Quantilizers maximize expected utility subject to a conservative cost constraint
post by Jessica Taylor 790 days ago | Abram Demski, Patrick LaVictoire and Stuart Armstrong like this | 3 comments

Summary: this post reframes ideas from “Learning a concept using only positive examples” and “The AI, the best human advisor” in terms of a strong constraint for conservative behavior, and shows that quantilizers are optimal under this constraint.

## Defining a quantilizer

A $$q$$-quantilizer is an agent that, when faced with a decision problem, gives a random action in the top $$q$$ proportion by expected utility. More formally, let $$A$$ be the action set and $$p_A$$ be some distribution over actions. For any $$0 < q \leq 1$$, a $$q$$-quantilizer returns an action $$a$$ with probability

$P(a) = 0 \text{ if } \sum_{a' \in A} p_A(a') [ E[U(a', W)] > E[U(a, W)] ] > q$ $P(a) = p_A(a) / q \text{ if } \sum_{a' \in A} p_A(a') [ E[U(a', W)] \geq E[U(a, W)] ] < q$ $P(a) = \frac{1}{q}\frac{p_A(a)}{\sum_{a' \in A, a' \text{ also falls into this case}} p_A(a')} \left( q - \sum_{a' \in A} p_A(a') [ E[U(a', W)] > E[U(a, W)] ]\right) \text{ otherwise}$

where $$U$$ is the quantilizer’s utility function. The weird logic in the third case is necessary for handling ties; the details are not especially important. Naturally, a 0-quantilizer is just a maximizer. A 0.5-quantilizer (which we could also call a 50-percentilizer) samples a random above-average action, a 0.01-quantilizer samples a random action in the top 1%, and a 1-quantilizer samples a random action from $$p_A$$.

::::::

*COMPLETE THE FOLLOWING*
[A] In the post on quantilizers, reproduce word for word the part that opens with the words containing "Summary: this post" and closes with "under this constraint.".
[B] Answer these questions from the post on quantilizers:
(i) Who wrote the post?
(ii) According to the summary, under what are quantilizers shown to be optimal?
(iii) What does a 0.5-quantilizer sample?

*RAW DATA*
::::::

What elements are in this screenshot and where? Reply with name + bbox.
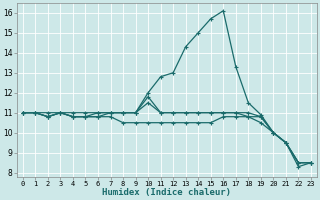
X-axis label: Humidex (Indice chaleur): Humidex (Indice chaleur): [102, 188, 231, 197]
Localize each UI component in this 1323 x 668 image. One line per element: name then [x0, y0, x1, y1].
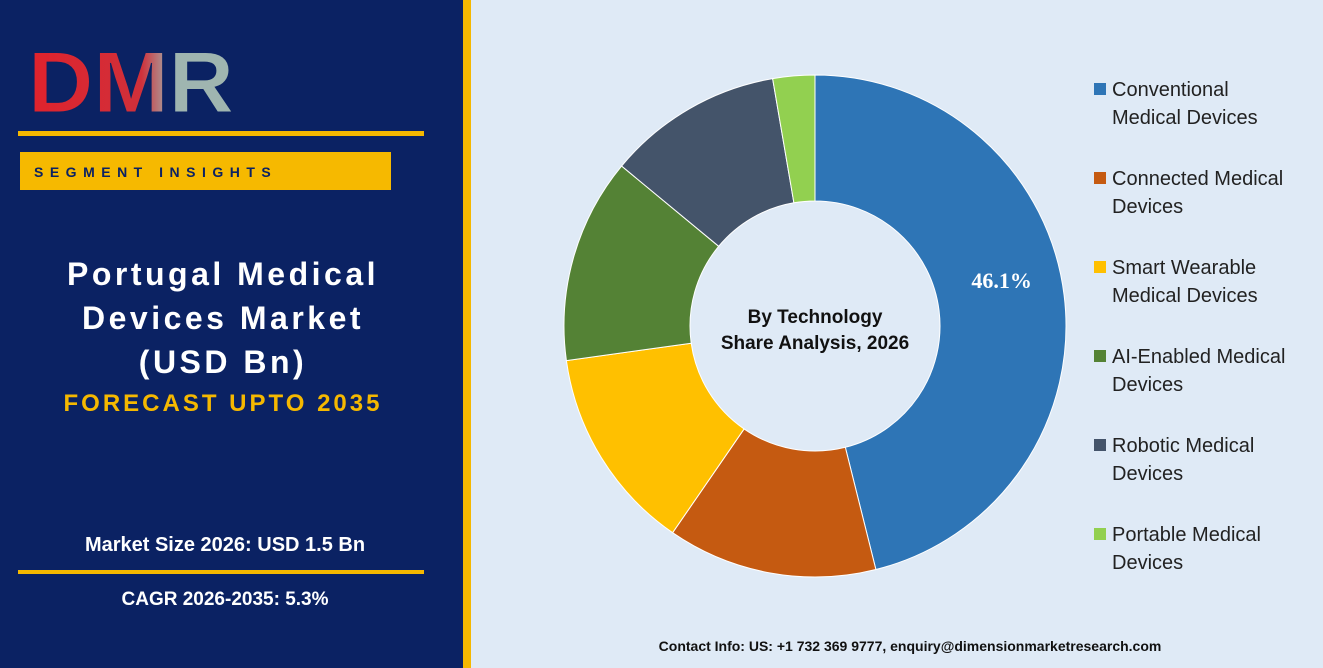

::::::

*LIST OF SOLUTIONS*
[A]
Summary: this post reframes ideas from “Learning a concept using only positive examples” and “The AI, the best human advisor” in terms of a strong constraint for conservative behavior, and shows that quantilizers are optimal under this constraint.

[B]
(i) Jessica Taylor
(ii) A strong constraint for conservative behavior
(iii) A random above-average action